+++ PROVIDED DATA
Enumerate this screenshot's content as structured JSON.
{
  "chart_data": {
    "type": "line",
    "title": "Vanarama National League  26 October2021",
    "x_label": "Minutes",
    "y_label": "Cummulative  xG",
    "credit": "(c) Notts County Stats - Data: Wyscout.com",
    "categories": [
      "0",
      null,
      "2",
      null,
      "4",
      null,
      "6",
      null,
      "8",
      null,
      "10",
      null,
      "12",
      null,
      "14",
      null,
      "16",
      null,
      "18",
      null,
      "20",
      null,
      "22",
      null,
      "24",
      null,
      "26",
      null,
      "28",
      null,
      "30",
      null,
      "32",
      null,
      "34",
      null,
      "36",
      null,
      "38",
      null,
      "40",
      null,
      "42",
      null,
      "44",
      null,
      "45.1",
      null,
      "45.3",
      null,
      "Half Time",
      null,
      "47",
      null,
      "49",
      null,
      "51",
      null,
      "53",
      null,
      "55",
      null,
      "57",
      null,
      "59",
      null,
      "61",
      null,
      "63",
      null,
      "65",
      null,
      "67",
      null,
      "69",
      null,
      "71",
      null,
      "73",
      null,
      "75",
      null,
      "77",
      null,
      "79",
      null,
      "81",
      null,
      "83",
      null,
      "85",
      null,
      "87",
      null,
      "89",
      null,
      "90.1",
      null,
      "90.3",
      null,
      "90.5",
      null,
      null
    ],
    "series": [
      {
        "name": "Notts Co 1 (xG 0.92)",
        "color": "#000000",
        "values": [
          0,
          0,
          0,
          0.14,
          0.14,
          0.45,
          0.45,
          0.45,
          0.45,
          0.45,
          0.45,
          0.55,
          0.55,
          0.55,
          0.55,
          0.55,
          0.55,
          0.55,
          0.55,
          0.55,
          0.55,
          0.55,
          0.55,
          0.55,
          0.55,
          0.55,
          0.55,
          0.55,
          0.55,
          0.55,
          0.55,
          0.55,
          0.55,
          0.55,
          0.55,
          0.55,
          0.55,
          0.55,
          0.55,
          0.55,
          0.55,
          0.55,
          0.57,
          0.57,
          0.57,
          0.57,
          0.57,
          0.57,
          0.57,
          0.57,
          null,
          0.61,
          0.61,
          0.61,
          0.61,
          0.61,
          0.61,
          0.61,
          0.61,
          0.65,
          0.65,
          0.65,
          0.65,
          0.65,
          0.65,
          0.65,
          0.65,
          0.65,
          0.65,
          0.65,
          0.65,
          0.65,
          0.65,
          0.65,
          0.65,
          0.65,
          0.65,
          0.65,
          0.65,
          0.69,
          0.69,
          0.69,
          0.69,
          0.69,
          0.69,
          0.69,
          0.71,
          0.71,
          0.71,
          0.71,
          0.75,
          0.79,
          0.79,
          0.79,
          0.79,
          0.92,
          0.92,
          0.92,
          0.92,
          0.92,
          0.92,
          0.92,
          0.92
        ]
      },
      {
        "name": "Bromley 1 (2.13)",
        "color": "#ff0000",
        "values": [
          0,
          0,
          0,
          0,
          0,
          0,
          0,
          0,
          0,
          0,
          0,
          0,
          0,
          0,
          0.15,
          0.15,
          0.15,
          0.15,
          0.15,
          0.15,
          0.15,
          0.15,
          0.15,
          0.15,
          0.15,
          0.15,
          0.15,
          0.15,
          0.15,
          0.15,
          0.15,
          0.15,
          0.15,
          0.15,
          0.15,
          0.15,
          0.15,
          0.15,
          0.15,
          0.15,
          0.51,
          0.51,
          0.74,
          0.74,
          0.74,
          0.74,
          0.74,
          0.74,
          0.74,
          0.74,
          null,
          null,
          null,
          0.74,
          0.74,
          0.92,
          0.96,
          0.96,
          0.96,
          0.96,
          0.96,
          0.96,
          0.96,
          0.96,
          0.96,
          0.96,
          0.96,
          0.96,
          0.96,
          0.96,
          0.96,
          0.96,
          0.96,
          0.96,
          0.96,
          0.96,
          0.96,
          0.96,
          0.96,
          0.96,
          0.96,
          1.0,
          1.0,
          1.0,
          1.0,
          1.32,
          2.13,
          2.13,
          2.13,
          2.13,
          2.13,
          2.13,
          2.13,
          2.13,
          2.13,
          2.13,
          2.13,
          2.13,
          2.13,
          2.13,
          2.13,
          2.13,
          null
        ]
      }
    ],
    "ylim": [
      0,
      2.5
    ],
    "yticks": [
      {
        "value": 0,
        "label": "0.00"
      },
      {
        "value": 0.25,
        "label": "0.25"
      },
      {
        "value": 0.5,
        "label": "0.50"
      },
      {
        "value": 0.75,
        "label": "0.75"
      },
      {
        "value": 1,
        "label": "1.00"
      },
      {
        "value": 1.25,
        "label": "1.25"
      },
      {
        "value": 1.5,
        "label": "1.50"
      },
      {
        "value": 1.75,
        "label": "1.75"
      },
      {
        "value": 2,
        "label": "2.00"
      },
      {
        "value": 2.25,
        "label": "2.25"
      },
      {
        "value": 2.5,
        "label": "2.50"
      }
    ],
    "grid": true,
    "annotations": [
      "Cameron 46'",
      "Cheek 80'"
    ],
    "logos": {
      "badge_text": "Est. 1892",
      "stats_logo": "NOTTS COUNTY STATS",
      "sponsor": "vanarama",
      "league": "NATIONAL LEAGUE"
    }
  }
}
++++++
- **INSTRUCTIONS TO FOLLOW**: Show every line from the entries above in which "name" appears.

- **THE REPLY**:
        "name": "Notts Co 1 (xG 0.92)",
        "name": "Bromley 1 (2.13)",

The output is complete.